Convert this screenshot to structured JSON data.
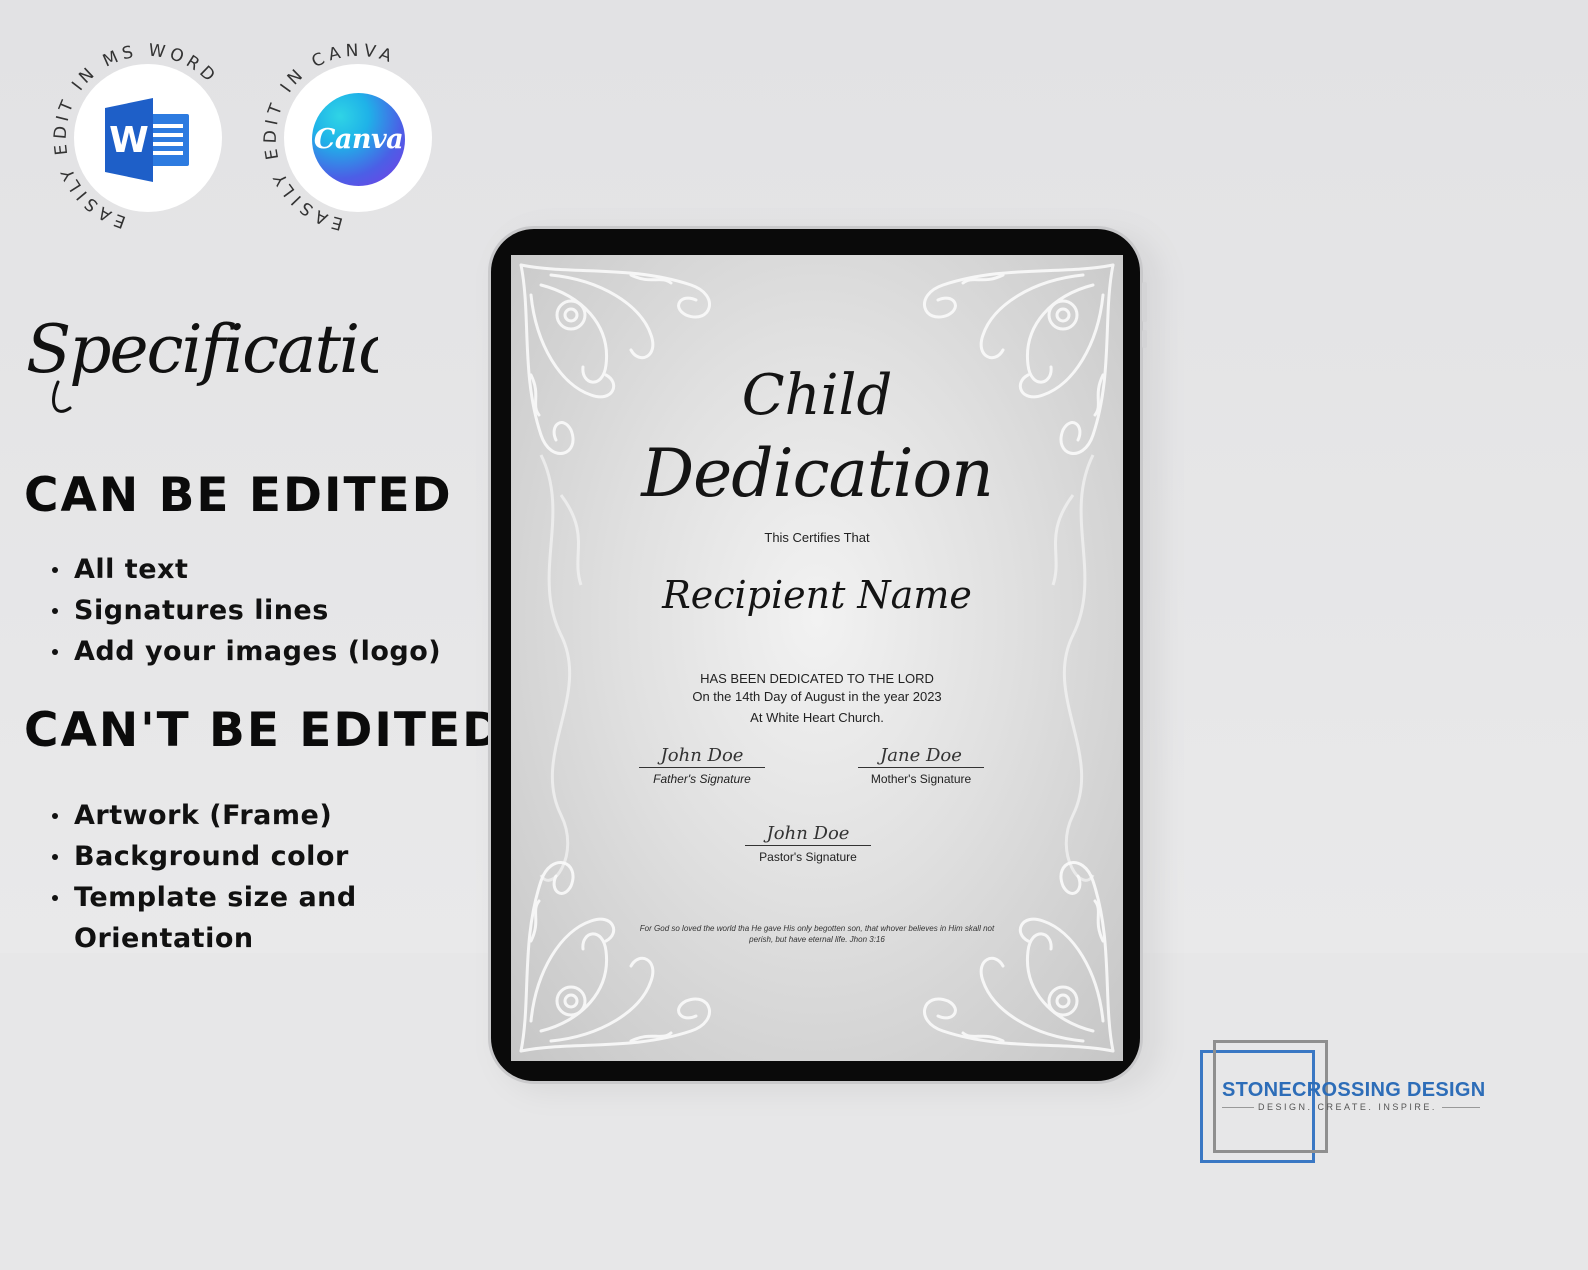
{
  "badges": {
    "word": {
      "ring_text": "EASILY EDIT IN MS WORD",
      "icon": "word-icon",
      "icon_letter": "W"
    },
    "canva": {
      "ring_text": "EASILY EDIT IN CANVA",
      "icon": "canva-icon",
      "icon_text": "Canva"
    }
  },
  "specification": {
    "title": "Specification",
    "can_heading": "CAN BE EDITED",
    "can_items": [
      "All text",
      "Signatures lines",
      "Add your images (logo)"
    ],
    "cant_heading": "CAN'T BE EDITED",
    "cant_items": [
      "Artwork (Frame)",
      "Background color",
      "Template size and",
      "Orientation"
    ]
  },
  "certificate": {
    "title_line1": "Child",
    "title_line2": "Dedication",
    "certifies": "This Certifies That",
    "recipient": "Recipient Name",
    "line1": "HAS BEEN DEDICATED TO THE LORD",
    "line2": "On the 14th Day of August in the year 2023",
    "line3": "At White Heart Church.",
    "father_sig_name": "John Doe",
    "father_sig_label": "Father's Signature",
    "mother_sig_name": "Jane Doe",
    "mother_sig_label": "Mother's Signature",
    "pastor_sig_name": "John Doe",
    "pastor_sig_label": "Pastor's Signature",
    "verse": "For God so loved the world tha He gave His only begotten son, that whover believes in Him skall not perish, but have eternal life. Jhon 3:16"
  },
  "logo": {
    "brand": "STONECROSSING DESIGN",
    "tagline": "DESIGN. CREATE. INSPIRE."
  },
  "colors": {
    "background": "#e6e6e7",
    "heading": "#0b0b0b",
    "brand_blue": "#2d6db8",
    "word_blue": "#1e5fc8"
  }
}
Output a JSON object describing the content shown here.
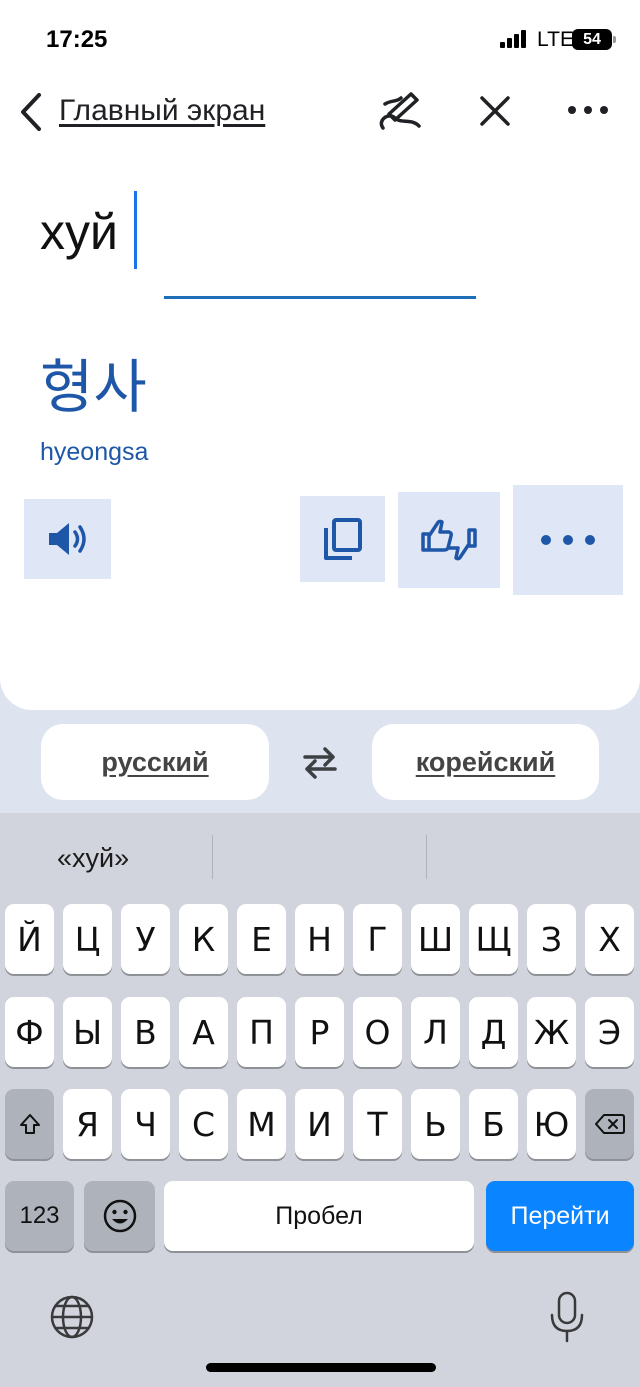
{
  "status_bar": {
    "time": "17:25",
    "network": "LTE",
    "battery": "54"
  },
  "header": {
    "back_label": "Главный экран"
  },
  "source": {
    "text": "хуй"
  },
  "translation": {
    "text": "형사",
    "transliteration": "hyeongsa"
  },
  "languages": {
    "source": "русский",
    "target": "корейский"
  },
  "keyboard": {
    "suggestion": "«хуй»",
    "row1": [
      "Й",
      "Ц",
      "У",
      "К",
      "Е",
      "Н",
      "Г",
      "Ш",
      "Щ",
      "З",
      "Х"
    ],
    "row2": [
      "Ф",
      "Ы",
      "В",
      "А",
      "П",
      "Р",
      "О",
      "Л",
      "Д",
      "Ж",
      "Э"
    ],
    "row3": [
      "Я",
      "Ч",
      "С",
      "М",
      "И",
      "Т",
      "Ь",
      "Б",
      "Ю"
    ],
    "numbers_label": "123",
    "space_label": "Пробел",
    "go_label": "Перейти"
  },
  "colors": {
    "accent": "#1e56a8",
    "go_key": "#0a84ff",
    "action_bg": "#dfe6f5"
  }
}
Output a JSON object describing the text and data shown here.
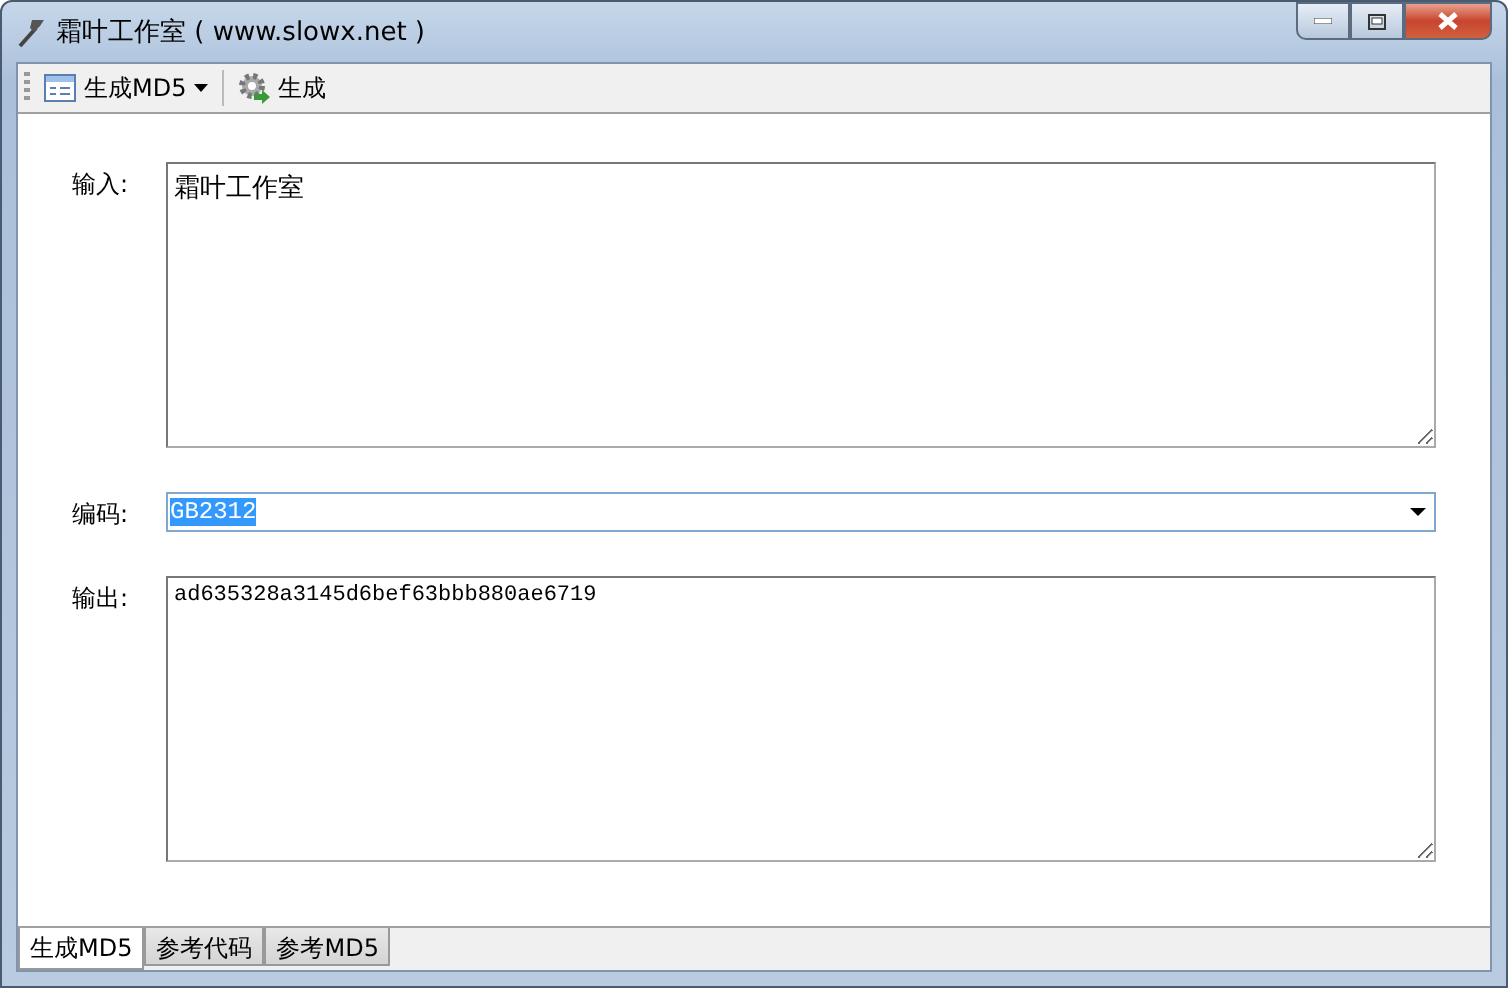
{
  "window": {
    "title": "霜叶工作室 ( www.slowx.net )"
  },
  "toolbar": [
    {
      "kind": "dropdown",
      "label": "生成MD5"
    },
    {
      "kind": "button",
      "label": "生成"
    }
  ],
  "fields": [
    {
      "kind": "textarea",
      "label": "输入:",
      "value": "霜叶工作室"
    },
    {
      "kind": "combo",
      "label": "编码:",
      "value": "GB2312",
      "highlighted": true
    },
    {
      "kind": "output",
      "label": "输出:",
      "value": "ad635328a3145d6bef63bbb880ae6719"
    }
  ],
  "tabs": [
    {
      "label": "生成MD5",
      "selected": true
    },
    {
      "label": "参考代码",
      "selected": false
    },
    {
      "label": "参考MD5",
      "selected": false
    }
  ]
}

◆ ◆ ◆ ◆ ◆ ◆ ◆

Check every line in the material above for the string "data", then give only the number of lines that have it.

2